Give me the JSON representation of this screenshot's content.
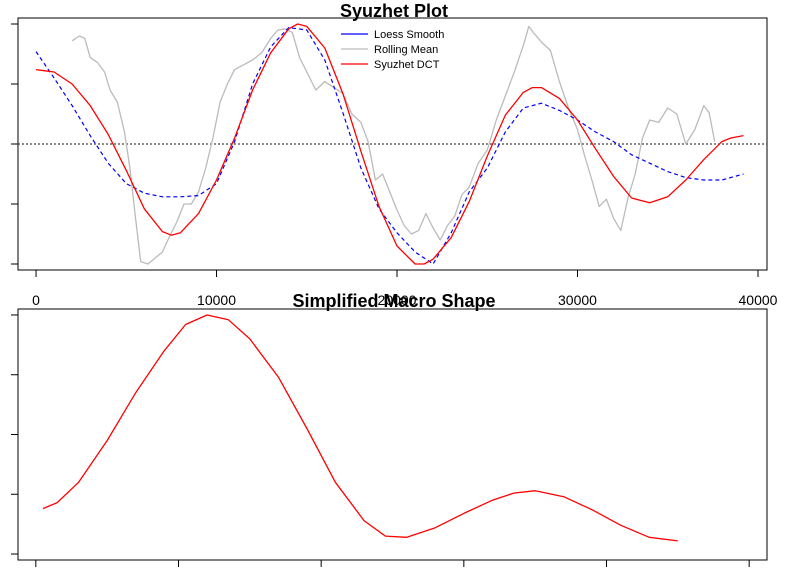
{
  "chart_data": [
    {
      "type": "line",
      "title": "Syuzhet Plot",
      "xlabel": "",
      "ylabel": "",
      "xlim": [
        -1000,
        40500
      ],
      "ylim": [
        -1.05,
        1.05
      ],
      "x_ticks": [
        0,
        10000,
        20000,
        30000,
        40000
      ],
      "x_tick_labels": [
        "0",
        "10000",
        "20000",
        "30000",
        "40000"
      ],
      "y_ticks": [
        -1,
        -0.5,
        0,
        0.5,
        1
      ],
      "y_tick_labels": [
        "",
        "",
        "",
        "",
        ""
      ],
      "reference_line": {
        "y": 0,
        "style": "dotted",
        "color": "#444444"
      },
      "legend_position": "top-center",
      "legend": [
        {
          "label": "Loess Smooth",
          "color": "#0000ff"
        },
        {
          "label": "Rolling Mean",
          "color": "#bbbbbb"
        },
        {
          "label": "Syuzhet DCT",
          "color": "#ff0000"
        }
      ],
      "series": [
        {
          "name": "Syuzhet DCT",
          "color": "#ff0000",
          "style": "solid",
          "points": [
            [
              0,
              0.62
            ],
            [
              500,
              0.61
            ],
            [
              1000,
              0.6
            ],
            [
              2000,
              0.5
            ],
            [
              3000,
              0.32
            ],
            [
              4000,
              0.08
            ],
            [
              5000,
              -0.22
            ],
            [
              6000,
              -0.54
            ],
            [
              7000,
              -0.73
            ],
            [
              7500,
              -0.76
            ],
            [
              8000,
              -0.74
            ],
            [
              9000,
              -0.58
            ],
            [
              10000,
              -0.3
            ],
            [
              11000,
              0.05
            ],
            [
              12000,
              0.45
            ],
            [
              13000,
              0.76
            ],
            [
              14000,
              0.96
            ],
            [
              14500,
              1.0
            ],
            [
              15000,
              0.98
            ],
            [
              16000,
              0.8
            ],
            [
              17000,
              0.42
            ],
            [
              18000,
              -0.06
            ],
            [
              19000,
              -0.52
            ],
            [
              20000,
              -0.85
            ],
            [
              21000,
              -1.0
            ],
            [
              21500,
              -1.0
            ],
            [
              22000,
              -0.96
            ],
            [
              23000,
              -0.78
            ],
            [
              24000,
              -0.48
            ],
            [
              25000,
              -0.1
            ],
            [
              26000,
              0.24
            ],
            [
              27000,
              0.43
            ],
            [
              27500,
              0.47
            ],
            [
              28000,
              0.47
            ],
            [
              29000,
              0.38
            ],
            [
              30000,
              0.2
            ],
            [
              31000,
              -0.04
            ],
            [
              32000,
              -0.27
            ],
            [
              33000,
              -0.45
            ],
            [
              34000,
              -0.49
            ],
            [
              35000,
              -0.44
            ],
            [
              36000,
              -0.3
            ],
            [
              37000,
              -0.13
            ],
            [
              38000,
              0.02
            ],
            [
              38500,
              0.05
            ],
            [
              39200,
              0.07
            ]
          ]
        },
        {
          "name": "Loess Smooth",
          "color": "#0000ff",
          "style": "dashed",
          "points": [
            [
              0,
              0.77
            ],
            [
              1000,
              0.55
            ],
            [
              2000,
              0.32
            ],
            [
              3000,
              0.07
            ],
            [
              4000,
              -0.16
            ],
            [
              5000,
              -0.33
            ],
            [
              6000,
              -0.41
            ],
            [
              7000,
              -0.44
            ],
            [
              8000,
              -0.44
            ],
            [
              9000,
              -0.43
            ],
            [
              10000,
              -0.33
            ],
            [
              11000,
              0.02
            ],
            [
              12000,
              0.5
            ],
            [
              13000,
              0.81
            ],
            [
              14000,
              0.97
            ],
            [
              15000,
              0.95
            ],
            [
              16000,
              0.7
            ],
            [
              17000,
              0.26
            ],
            [
              18000,
              -0.2
            ],
            [
              19000,
              -0.54
            ],
            [
              20000,
              -0.74
            ],
            [
              21000,
              -0.9
            ],
            [
              22000,
              -1.0
            ],
            [
              23000,
              -0.74
            ],
            [
              24000,
              -0.4
            ],
            [
              25000,
              -0.2
            ],
            [
              26000,
              0.1
            ],
            [
              27000,
              0.3
            ],
            [
              28000,
              0.34
            ],
            [
              29000,
              0.28
            ],
            [
              30000,
              0.2
            ],
            [
              31000,
              0.1
            ],
            [
              32000,
              0.02
            ],
            [
              33000,
              -0.09
            ],
            [
              34000,
              -0.16
            ],
            [
              35000,
              -0.23
            ],
            [
              36000,
              -0.28
            ],
            [
              37000,
              -0.3
            ],
            [
              38000,
              -0.3
            ],
            [
              39200,
              -0.25
            ]
          ]
        },
        {
          "name": "Rolling Mean",
          "color": "#bbbbbb",
          "style": "solid",
          "points": [
            [
              2000,
              0.86
            ],
            [
              2400,
              0.9
            ],
            [
              2700,
              0.88
            ],
            [
              3000,
              0.72
            ],
            [
              3400,
              0.68
            ],
            [
              3800,
              0.6
            ],
            [
              4100,
              0.45
            ],
            [
              4500,
              0.35
            ],
            [
              4900,
              0.1
            ],
            [
              5200,
              -0.2
            ],
            [
              5500,
              -0.6
            ],
            [
              5800,
              -0.98
            ],
            [
              6200,
              -1.0
            ],
            [
              6600,
              -0.95
            ],
            [
              7000,
              -0.9
            ],
            [
              7400,
              -0.77
            ],
            [
              7800,
              -0.65
            ],
            [
              8200,
              -0.5
            ],
            [
              8600,
              -0.5
            ],
            [
              9000,
              -0.4
            ],
            [
              9400,
              -0.2
            ],
            [
              9800,
              0.05
            ],
            [
              10200,
              0.35
            ],
            [
              10600,
              0.5
            ],
            [
              11000,
              0.62
            ],
            [
              11500,
              0.66
            ],
            [
              12000,
              0.7
            ],
            [
              12500,
              0.76
            ],
            [
              13000,
              0.88
            ],
            [
              13400,
              0.95
            ],
            [
              13800,
              0.96
            ],
            [
              14200,
              0.93
            ],
            [
              14600,
              0.72
            ],
            [
              15000,
              0.6
            ],
            [
              15500,
              0.45
            ],
            [
              16000,
              0.52
            ],
            [
              16500,
              0.47
            ],
            [
              17000,
              0.42
            ],
            [
              17500,
              0.25
            ],
            [
              18000,
              0.18
            ],
            [
              18400,
              0.02
            ],
            [
              18800,
              -0.3
            ],
            [
              19200,
              -0.25
            ],
            [
              19600,
              -0.4
            ],
            [
              20000,
              -0.55
            ],
            [
              20400,
              -0.68
            ],
            [
              20800,
              -0.75
            ],
            [
              21200,
              -0.72
            ],
            [
              21600,
              -0.58
            ],
            [
              22000,
              -0.7
            ],
            [
              22400,
              -0.8
            ],
            [
              22800,
              -0.68
            ],
            [
              23200,
              -0.6
            ],
            [
              23600,
              -0.42
            ],
            [
              24000,
              -0.36
            ],
            [
              24500,
              -0.16
            ],
            [
              25000,
              -0.05
            ],
            [
              25500,
              0.2
            ],
            [
              26000,
              0.4
            ],
            [
              26500,
              0.6
            ],
            [
              27000,
              0.82
            ],
            [
              27300,
              0.98
            ],
            [
              27600,
              0.92
            ],
            [
              28000,
              0.85
            ],
            [
              28500,
              0.78
            ],
            [
              29000,
              0.52
            ],
            [
              29500,
              0.3
            ],
            [
              30000,
              0.12
            ],
            [
              30400,
              -0.1
            ],
            [
              30800,
              -0.3
            ],
            [
              31200,
              -0.52
            ],
            [
              31600,
              -0.46
            ],
            [
              32000,
              -0.62
            ],
            [
              32400,
              -0.72
            ],
            [
              32800,
              -0.45
            ],
            [
              33200,
              -0.25
            ],
            [
              33600,
              0.05
            ],
            [
              34000,
              0.2
            ],
            [
              34500,
              0.18
            ],
            [
              35000,
              0.3
            ],
            [
              35500,
              0.25
            ],
            [
              36000,
              0.0
            ],
            [
              36500,
              0.12
            ],
            [
              37000,
              0.32
            ],
            [
              37300,
              0.26
            ],
            [
              37600,
              0.02
            ]
          ]
        }
      ]
    },
    {
      "type": "line",
      "title": "Simplified Macro Shape",
      "xlabel": "",
      "ylabel": "",
      "xlim": [
        -2.5,
        102.5
      ],
      "ylim": [
        -1.05,
        1.05
      ],
      "x_ticks": [
        0,
        20,
        40,
        60,
        80,
        100
      ],
      "x_tick_labels": [
        "",
        "",
        "",
        "",
        "",
        ""
      ],
      "y_ticks": [
        -1,
        -0.5,
        0,
        0.5,
        1
      ],
      "y_tick_labels": [
        "",
        "",
        "",
        "",
        ""
      ],
      "series": [
        {
          "name": "",
          "color": "#ff0000",
          "style": "solid",
          "points": [
            [
              1,
              -0.62
            ],
            [
              3,
              -0.57
            ],
            [
              6,
              -0.4
            ],
            [
              10,
              -0.05
            ],
            [
              14,
              0.35
            ],
            [
              18,
              0.7
            ],
            [
              21,
              0.92
            ],
            [
              24,
              1.0
            ],
            [
              27,
              0.96
            ],
            [
              30,
              0.8
            ],
            [
              34,
              0.48
            ],
            [
              38,
              0.05
            ],
            [
              42,
              -0.4
            ],
            [
              46,
              -0.72
            ],
            [
              49,
              -0.85
            ],
            [
              52,
              -0.86
            ],
            [
              56,
              -0.78
            ],
            [
              60,
              -0.66
            ],
            [
              64,
              -0.55
            ],
            [
              67,
              -0.49
            ],
            [
              70,
              -0.47
            ],
            [
              74,
              -0.52
            ],
            [
              78,
              -0.63
            ],
            [
              82,
              -0.76
            ],
            [
              86,
              -0.86
            ],
            [
              90,
              -0.89
            ]
          ]
        }
      ]
    }
  ]
}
•••••
## REQUIRED WORK
Say how many lines contain "Loess", and give nothing but that number.

## ANSWER BELOW
2